[Stored records]
_____

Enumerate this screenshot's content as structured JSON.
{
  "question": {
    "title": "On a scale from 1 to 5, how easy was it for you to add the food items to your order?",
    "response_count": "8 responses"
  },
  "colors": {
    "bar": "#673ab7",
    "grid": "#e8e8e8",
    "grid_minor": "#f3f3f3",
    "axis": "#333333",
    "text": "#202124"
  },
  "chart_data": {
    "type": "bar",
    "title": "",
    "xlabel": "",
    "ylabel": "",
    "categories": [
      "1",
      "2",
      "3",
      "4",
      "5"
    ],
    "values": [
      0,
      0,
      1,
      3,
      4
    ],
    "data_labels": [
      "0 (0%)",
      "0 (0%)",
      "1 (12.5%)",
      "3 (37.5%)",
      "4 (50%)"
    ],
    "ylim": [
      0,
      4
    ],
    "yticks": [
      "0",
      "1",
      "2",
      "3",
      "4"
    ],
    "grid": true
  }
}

_____

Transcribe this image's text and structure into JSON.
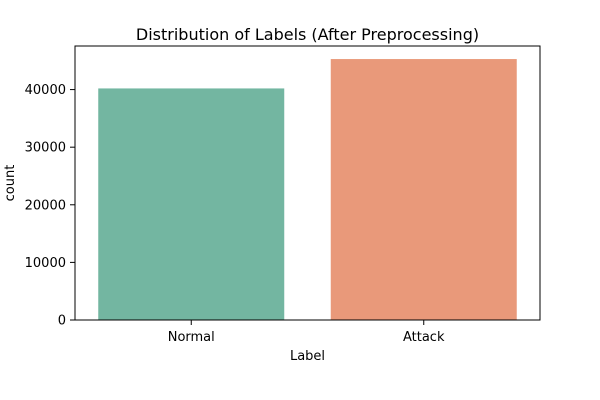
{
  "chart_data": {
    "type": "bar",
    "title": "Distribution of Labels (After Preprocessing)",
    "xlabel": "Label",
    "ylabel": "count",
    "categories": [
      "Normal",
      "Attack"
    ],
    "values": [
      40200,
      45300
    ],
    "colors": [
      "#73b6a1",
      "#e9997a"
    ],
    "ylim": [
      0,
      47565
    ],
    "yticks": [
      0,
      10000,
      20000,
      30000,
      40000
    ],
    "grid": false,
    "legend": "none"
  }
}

_____

--- WHAT THE TASK REQUIRES ---
For the records above, state how many lines include the string "this", giving the number and nothing else.

--- COMPLETED TASK ---
2